> **EXERCISE**
Look for "history" in each line of the entries, and return the matching lines.

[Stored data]
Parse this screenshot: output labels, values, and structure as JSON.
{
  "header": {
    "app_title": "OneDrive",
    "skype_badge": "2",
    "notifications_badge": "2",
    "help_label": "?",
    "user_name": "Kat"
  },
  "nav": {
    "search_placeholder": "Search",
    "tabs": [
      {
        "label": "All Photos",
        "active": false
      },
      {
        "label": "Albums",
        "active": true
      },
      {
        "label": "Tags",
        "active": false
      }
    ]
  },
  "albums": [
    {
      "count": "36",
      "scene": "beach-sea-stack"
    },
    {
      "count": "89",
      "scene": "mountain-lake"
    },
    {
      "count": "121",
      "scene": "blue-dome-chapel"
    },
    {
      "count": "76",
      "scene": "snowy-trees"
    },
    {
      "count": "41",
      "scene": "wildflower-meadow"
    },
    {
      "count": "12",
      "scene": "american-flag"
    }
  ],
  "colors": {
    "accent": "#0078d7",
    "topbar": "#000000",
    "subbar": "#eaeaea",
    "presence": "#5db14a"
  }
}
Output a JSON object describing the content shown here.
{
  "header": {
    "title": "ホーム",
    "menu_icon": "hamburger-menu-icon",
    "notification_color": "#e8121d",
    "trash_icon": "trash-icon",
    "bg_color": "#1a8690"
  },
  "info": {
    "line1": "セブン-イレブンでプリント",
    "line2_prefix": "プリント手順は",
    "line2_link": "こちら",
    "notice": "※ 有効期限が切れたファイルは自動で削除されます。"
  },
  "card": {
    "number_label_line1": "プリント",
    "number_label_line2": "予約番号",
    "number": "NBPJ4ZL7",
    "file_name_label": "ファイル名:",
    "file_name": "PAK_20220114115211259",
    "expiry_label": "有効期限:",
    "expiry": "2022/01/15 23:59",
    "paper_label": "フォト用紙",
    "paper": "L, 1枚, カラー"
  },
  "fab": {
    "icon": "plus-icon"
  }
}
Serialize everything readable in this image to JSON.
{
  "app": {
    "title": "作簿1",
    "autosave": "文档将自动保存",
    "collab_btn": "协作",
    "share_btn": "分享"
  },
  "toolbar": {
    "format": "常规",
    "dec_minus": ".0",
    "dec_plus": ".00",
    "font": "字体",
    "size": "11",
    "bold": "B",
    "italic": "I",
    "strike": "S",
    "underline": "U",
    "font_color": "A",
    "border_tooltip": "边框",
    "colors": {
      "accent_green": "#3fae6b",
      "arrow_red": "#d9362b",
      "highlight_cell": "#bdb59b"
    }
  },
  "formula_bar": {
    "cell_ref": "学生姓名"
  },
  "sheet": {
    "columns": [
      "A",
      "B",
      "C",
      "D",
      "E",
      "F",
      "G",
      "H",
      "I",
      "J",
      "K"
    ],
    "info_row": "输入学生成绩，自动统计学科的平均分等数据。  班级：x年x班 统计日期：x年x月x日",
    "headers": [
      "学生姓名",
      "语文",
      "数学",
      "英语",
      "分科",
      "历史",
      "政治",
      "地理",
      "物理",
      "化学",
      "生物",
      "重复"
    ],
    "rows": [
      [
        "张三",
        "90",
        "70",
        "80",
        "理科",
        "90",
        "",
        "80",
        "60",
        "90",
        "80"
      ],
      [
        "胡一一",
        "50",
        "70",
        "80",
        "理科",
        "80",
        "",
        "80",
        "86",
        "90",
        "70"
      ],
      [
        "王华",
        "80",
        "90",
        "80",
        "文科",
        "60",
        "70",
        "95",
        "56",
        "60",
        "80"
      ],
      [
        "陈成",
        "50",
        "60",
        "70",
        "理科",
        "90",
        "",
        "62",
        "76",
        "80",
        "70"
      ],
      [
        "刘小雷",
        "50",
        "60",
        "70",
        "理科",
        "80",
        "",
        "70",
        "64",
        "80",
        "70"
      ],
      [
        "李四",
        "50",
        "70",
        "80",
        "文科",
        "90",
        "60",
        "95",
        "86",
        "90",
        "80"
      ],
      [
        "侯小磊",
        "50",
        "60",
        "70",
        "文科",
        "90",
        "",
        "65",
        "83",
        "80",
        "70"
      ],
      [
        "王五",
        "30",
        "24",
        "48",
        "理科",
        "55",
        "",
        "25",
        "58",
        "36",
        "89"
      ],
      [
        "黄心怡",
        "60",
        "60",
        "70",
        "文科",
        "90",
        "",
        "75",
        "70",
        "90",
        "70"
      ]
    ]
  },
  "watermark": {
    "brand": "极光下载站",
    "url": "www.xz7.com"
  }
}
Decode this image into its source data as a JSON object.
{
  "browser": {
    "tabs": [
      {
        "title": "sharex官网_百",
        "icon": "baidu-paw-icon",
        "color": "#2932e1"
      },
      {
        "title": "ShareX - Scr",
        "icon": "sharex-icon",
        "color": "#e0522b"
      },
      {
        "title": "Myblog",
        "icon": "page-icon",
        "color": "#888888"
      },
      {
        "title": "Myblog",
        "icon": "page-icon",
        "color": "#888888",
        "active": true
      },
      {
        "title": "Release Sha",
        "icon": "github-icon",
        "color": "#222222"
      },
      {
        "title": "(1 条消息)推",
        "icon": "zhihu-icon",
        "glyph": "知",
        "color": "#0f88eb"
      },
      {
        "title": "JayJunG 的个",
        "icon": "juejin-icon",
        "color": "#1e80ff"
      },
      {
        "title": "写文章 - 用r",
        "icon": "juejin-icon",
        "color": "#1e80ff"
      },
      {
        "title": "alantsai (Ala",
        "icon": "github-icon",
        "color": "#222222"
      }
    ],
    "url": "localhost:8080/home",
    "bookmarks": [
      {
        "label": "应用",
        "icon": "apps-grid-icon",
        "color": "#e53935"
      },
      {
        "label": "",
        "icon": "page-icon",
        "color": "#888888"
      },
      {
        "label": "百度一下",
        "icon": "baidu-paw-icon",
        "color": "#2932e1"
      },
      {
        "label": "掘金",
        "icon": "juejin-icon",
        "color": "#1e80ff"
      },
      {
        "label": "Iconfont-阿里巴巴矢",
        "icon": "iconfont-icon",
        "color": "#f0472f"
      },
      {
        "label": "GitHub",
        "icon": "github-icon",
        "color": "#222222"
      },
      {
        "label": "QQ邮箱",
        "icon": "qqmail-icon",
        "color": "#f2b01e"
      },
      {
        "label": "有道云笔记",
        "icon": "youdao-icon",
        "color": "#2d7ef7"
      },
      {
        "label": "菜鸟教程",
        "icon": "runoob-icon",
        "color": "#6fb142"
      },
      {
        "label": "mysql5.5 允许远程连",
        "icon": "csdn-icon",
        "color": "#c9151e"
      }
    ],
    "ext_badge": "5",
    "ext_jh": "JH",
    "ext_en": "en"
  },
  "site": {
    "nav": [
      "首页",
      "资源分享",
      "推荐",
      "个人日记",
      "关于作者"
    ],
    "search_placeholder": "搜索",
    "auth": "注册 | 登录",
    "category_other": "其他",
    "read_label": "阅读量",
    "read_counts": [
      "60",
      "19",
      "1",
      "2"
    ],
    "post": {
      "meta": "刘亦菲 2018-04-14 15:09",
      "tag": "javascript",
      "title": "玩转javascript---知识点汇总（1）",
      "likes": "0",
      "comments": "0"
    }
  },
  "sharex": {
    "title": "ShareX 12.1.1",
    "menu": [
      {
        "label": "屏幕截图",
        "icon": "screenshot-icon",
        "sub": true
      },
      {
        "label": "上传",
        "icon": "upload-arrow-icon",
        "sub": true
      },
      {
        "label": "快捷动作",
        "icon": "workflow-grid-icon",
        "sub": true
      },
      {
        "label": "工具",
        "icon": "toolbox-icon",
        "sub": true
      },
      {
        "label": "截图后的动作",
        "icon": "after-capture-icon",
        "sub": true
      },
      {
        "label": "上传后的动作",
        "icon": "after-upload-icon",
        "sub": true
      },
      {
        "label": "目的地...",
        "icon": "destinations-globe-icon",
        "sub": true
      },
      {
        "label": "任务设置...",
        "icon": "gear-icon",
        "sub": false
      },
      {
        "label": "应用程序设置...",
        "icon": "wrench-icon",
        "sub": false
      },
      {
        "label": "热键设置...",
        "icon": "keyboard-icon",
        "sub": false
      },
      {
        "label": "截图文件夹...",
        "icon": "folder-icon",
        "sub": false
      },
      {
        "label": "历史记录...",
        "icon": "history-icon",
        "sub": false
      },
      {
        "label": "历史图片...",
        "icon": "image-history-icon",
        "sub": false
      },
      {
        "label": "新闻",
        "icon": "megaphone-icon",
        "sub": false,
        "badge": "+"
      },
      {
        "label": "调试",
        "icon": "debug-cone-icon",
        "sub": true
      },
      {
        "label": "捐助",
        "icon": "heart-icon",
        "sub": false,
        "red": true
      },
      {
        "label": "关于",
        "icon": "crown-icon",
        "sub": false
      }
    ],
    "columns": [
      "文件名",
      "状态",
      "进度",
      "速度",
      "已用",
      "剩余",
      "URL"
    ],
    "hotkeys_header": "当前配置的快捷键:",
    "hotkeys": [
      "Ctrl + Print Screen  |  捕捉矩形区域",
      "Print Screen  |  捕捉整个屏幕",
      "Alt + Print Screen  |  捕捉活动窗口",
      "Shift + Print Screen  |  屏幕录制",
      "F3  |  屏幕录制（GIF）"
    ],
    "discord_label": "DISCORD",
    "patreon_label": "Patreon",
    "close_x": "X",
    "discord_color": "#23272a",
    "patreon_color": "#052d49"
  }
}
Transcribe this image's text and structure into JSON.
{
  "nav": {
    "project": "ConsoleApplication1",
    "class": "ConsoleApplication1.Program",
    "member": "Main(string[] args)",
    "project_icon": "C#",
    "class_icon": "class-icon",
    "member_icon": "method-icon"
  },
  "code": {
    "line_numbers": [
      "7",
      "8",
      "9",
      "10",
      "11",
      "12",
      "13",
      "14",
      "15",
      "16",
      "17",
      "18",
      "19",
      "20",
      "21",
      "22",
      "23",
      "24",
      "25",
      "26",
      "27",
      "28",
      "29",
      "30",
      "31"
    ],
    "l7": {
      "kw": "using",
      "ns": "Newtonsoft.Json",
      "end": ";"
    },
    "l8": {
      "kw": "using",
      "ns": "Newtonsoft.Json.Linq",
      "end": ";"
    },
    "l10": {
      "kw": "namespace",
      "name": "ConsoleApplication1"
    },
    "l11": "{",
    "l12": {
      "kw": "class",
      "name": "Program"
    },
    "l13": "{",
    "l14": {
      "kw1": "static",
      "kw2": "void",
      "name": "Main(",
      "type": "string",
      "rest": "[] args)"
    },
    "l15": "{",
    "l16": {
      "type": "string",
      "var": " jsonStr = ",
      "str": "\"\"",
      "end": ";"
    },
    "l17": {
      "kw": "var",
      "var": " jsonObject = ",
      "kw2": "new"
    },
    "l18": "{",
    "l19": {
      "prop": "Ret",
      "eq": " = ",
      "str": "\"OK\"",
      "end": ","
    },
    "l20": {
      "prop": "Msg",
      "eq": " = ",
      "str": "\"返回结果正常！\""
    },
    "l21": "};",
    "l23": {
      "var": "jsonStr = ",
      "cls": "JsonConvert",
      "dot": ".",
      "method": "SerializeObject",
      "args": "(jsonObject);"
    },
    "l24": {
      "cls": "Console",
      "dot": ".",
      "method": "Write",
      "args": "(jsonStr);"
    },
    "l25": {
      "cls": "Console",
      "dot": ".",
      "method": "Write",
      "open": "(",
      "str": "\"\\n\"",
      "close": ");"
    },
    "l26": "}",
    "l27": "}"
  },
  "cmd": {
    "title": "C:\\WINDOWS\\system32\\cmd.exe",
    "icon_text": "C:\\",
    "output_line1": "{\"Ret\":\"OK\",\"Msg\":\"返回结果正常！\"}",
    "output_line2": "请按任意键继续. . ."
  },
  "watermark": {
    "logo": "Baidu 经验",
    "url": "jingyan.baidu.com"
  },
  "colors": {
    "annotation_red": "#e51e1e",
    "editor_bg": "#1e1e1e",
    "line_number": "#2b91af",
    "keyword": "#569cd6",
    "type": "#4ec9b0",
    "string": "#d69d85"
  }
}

> **RESULT BELOW**
        "icon": "history-icon",
        "icon": "image-history-icon",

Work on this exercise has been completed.